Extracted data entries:
===

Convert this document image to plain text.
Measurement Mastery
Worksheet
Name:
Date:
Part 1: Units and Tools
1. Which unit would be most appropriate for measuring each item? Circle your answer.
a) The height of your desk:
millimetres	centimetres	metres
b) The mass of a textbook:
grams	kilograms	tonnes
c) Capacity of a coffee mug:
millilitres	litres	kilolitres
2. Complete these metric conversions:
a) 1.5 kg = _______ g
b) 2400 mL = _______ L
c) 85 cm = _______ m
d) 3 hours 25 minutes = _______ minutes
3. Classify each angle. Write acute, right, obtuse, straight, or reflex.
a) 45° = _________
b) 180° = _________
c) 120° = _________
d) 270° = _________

===

INSTRUCTIONS TO FOLLOW: Please repeat the listing above in full and exactly.

RESULT OF THE EXERCISE:
Convert this document image to plain text.
Measurement Mastery
Worksheet
Name:
Date:
Part 1: Units and Tools
1. Which unit would be most appropriate for measuring each item? Circle your answer.
a) The height of your desk:
millimetres	centimetres	metres
b) The mass of a textbook:
grams	kilograms	tonnes
c) Capacity of a coffee mug:
millilitres	litres	kilolitres
2. Complete these metric conversions:
a) 1.5 kg = _______ g
b) 2400 mL = _______ L
c) 85 cm = _______ m
d) 3 hours 25 minutes = _______ minutes
3. Classify each angle. Write acute, right, obtuse, straight, or reflex.
a) 45° = _________
b) 180° = _________
c) 120° = _________
d) 270° = _________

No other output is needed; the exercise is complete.